Stated problem
From the entries provided below, copy each line that contains the word "органа".

Records shown
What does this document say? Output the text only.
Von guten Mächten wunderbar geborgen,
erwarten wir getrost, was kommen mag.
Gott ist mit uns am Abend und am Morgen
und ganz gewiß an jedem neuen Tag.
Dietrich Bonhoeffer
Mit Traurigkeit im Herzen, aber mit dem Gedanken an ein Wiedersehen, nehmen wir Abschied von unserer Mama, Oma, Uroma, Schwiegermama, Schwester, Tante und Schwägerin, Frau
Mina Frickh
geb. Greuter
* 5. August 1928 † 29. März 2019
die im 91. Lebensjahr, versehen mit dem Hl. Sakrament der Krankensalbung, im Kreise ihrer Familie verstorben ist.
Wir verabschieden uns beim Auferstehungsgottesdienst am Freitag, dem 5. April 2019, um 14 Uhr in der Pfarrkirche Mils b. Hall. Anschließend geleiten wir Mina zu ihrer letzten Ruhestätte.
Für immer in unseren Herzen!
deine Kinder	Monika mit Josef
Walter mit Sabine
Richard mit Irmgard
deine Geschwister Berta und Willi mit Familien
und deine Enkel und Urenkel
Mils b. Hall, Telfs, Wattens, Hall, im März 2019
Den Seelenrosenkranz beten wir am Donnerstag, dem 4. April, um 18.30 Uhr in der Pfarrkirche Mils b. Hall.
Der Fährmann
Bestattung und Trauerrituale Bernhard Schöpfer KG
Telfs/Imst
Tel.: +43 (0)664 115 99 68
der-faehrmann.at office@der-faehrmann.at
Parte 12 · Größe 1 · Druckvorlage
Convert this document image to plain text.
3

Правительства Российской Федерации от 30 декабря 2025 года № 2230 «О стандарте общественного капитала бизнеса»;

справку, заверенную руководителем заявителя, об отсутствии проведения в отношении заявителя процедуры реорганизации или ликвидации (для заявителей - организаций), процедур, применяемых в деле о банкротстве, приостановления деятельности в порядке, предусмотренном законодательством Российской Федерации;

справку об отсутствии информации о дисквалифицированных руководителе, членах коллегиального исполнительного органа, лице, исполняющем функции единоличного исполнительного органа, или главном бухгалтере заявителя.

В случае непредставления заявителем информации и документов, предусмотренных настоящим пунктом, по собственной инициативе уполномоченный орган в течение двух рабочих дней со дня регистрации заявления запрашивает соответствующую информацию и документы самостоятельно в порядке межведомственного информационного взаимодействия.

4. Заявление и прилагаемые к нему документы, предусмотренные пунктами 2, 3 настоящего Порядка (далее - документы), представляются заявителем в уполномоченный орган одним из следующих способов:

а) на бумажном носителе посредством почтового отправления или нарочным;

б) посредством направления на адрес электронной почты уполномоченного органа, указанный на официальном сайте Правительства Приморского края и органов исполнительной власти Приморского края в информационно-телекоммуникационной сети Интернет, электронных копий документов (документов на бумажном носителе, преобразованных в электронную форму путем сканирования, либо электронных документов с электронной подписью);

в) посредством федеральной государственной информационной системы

Answer to this problem
справку об отсутствии информации о дисквалифицированных руководителе, членах коллегиального исполнительного органа, лице, исполняющем функции единоличного исполнительного органа, или главном бухгалтере заявителя.
б) посредством направления на адрес электронной почты уполномоченного органа, указанный на официальном сайте Правительства Приморского края и органов исполнительной власти Приморского края в информационно-телекоммуникационной сети Интернет, электронных копий документов (документов на бумажном носителе, преобразованных в электронную форму путем сканирования, либо электронных документов с электронной подписью);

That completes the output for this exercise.